=== DATA LISTING ===
Begin

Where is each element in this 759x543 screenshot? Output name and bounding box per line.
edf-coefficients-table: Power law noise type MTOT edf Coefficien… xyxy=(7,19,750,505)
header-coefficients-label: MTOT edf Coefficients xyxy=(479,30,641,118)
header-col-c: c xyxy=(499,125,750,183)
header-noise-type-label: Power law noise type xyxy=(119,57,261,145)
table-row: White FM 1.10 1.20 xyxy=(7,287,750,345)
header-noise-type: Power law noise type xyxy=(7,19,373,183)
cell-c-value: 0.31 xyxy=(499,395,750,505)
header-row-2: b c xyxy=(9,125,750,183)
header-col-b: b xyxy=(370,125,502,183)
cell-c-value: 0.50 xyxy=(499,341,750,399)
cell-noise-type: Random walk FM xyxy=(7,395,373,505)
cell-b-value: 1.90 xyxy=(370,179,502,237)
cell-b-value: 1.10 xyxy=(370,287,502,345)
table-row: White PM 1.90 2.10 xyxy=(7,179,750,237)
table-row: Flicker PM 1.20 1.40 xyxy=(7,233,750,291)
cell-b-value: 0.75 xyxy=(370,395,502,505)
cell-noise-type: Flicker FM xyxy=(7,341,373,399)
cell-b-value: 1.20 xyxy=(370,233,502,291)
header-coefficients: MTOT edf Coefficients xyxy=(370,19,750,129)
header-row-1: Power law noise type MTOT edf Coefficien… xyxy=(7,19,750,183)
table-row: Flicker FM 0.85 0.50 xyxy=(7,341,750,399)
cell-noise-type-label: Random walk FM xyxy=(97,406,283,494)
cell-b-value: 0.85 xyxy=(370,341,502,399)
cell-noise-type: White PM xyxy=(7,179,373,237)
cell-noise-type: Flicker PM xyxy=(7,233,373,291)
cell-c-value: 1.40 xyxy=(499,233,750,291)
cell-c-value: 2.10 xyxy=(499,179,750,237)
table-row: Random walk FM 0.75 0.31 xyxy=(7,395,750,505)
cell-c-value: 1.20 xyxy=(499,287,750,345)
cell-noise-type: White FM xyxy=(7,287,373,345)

End
Begin

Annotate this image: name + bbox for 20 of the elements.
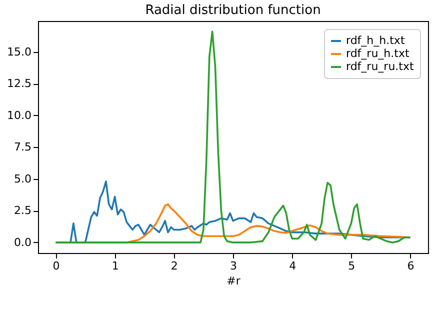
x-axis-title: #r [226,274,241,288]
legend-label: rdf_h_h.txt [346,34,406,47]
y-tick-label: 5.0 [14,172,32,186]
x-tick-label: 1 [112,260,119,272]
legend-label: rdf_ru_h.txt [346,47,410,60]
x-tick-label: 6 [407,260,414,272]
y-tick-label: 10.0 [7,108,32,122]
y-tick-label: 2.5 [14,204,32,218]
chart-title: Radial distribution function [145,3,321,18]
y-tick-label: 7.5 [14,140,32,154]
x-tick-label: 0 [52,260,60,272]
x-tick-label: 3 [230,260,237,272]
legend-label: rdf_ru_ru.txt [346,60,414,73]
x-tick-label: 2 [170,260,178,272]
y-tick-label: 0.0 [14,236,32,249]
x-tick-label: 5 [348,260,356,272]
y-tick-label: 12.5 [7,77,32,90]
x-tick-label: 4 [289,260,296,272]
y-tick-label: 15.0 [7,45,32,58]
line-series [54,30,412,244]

End

=== TASK REQUIREMENTS ===
Express everything from the line containing "Where is each" down to the line containing "cell-b-value: 1.90 xyxy=(370,179,502,237)" as a numbered list, leaving out blank lines.

=== FULL SOLUTION ===
1. Where is each element in this 759x543 screenshot? Output name and bounding box per line.
2. edf-coefficients-table: Power law noise type MTOT edf Coefficien… xyxy=(7,19,750,505)
3. header-coefficients-label: MTOT edf Coefficients xyxy=(479,30,641,118)
4. header-col-c: c xyxy=(499,125,750,183)
5. header-noise-type-label: Power law noise type xyxy=(119,57,261,145)
6. table-row: White FM 1.10 1.20 xyxy=(7,287,750,345)
7. header-noise-type: Power law noise type xyxy=(7,19,373,183)
8. cell-c-value: 0.31 xyxy=(499,395,750,505)
9. header-row-2: b c xyxy=(9,125,750,183)
10. header-col-b: b xyxy=(370,125,502,183)
11. cell-c-value: 0.50 xyxy=(499,341,750,399)
12. cell-noise-type: Random walk FM xyxy=(7,395,373,505)
13. cell-b-value: 1.90 xyxy=(370,179,502,237)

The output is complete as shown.